--- STATED TASK ---
Check every line of the entries below for the word "support", and copy the ones that have it.

### MATERIAL FOR THE TASK

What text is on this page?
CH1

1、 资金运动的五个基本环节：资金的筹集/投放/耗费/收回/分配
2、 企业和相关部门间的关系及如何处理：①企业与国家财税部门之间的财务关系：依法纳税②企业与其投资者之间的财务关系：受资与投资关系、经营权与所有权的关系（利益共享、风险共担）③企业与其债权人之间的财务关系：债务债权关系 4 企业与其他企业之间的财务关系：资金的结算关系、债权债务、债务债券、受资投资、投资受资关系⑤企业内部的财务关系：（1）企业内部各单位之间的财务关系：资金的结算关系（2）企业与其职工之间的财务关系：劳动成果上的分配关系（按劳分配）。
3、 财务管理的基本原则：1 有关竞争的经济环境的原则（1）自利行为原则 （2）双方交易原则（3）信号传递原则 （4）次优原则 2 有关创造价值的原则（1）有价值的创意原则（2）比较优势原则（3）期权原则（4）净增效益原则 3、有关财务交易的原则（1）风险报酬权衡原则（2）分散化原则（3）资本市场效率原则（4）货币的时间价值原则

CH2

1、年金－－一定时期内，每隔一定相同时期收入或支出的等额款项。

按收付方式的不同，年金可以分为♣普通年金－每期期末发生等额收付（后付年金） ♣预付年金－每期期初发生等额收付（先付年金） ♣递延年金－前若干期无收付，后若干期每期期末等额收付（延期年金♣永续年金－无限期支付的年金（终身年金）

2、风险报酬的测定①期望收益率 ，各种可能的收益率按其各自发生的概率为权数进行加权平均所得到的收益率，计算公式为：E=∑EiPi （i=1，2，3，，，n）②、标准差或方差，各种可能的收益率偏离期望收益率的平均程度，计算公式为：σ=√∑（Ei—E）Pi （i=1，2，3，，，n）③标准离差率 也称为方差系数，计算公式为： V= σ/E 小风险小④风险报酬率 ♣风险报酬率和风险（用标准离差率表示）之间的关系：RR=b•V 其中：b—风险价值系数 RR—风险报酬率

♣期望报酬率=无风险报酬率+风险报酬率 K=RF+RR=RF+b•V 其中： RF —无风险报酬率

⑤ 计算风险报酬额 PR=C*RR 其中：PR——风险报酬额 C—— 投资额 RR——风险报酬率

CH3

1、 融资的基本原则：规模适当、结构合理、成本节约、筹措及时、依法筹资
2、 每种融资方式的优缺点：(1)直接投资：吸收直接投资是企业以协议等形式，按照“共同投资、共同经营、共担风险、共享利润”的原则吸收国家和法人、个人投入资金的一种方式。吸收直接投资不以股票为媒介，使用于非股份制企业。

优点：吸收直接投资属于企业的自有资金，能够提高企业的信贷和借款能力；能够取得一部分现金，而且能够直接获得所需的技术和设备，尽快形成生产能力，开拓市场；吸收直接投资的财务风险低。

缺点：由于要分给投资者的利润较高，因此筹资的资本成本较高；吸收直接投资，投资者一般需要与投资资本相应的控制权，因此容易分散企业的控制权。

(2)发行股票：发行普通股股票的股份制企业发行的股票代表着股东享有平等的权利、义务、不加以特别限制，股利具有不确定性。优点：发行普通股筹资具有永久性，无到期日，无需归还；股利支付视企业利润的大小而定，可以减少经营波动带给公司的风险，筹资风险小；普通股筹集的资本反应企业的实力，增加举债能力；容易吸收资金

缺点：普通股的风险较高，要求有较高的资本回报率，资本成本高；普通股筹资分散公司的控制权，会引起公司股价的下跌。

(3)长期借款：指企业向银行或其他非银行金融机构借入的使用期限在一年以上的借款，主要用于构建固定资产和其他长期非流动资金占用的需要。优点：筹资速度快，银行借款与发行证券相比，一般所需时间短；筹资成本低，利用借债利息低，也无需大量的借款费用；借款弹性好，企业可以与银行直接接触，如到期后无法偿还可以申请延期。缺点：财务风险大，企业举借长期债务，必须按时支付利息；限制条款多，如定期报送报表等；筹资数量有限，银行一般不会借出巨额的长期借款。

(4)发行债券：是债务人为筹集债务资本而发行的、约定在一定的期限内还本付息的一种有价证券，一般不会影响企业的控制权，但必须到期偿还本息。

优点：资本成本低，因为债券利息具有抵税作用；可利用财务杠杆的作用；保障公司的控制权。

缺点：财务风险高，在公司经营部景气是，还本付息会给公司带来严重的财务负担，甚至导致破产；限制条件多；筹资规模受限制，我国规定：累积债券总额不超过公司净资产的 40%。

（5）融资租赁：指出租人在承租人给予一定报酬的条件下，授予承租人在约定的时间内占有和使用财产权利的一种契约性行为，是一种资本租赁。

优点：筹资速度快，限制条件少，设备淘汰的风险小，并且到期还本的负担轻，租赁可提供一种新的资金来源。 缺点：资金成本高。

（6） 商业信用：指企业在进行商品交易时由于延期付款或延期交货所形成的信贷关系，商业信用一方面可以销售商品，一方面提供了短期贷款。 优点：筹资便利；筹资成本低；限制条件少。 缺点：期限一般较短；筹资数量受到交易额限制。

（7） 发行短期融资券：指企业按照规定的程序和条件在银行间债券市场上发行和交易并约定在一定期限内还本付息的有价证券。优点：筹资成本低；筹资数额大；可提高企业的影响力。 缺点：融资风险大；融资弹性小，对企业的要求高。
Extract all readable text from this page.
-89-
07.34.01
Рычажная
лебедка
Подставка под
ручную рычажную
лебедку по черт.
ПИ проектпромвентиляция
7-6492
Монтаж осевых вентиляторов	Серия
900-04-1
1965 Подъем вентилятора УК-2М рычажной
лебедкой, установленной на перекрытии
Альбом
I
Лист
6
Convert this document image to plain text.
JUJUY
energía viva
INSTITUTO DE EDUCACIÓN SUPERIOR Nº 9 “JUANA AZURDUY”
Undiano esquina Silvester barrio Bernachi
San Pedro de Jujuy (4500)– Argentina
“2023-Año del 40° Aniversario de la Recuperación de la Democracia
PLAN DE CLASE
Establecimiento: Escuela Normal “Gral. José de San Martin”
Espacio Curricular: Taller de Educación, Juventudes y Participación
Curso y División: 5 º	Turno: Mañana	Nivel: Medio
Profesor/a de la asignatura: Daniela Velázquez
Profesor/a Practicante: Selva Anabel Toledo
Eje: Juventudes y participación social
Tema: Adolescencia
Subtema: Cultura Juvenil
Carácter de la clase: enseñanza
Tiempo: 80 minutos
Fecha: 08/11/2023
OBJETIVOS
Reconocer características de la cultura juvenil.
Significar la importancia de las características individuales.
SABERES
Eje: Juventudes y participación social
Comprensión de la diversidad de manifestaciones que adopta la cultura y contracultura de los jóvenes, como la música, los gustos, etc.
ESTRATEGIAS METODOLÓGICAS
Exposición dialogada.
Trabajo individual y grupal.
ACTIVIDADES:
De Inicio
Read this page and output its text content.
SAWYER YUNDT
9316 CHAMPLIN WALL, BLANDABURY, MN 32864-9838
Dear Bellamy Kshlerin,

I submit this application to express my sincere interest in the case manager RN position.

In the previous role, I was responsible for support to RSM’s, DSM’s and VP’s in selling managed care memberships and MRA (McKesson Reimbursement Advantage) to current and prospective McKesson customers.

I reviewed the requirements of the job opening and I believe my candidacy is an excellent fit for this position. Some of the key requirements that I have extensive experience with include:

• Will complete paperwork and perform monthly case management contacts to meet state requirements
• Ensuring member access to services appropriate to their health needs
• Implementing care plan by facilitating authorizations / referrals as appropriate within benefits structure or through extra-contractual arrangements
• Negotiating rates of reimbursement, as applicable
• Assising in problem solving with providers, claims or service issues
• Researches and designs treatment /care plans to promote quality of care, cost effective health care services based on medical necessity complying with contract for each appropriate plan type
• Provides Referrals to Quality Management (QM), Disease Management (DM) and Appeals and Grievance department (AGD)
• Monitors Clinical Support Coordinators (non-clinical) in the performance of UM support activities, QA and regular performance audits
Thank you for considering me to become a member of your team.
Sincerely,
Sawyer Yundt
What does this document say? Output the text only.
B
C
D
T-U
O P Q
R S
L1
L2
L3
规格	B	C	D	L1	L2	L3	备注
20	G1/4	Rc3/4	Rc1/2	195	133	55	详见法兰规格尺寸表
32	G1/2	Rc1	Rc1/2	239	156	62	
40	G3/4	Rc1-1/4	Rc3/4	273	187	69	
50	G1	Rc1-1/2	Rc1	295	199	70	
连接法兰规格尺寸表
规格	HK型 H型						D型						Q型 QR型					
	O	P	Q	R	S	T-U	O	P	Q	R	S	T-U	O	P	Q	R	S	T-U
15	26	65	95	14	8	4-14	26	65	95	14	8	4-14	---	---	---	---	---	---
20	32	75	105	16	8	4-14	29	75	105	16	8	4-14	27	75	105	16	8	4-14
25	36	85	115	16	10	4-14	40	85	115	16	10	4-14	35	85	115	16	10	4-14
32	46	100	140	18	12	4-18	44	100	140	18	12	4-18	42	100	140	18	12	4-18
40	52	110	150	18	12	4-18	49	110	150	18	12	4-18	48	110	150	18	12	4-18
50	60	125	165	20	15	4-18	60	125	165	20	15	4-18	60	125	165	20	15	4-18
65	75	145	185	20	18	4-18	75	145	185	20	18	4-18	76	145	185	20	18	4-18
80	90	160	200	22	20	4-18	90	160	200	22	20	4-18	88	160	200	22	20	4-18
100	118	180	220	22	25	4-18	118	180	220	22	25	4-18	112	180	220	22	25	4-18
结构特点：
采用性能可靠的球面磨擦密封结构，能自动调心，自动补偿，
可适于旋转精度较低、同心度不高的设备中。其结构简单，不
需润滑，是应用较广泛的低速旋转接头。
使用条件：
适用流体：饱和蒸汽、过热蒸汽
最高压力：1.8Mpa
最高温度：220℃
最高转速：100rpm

######

--- FINISHED TASK ---
In the previous role, I was responsible for support to RSM’s, DSM’s and VP’s in selling managed care memberships and MRA (McKesson Reimbursement Advantage) to current and prospective McKesson customers.
• Monitors Clinical Support Coordinators (non-clinical) in the performance of UM support activities, QA and regular performance audits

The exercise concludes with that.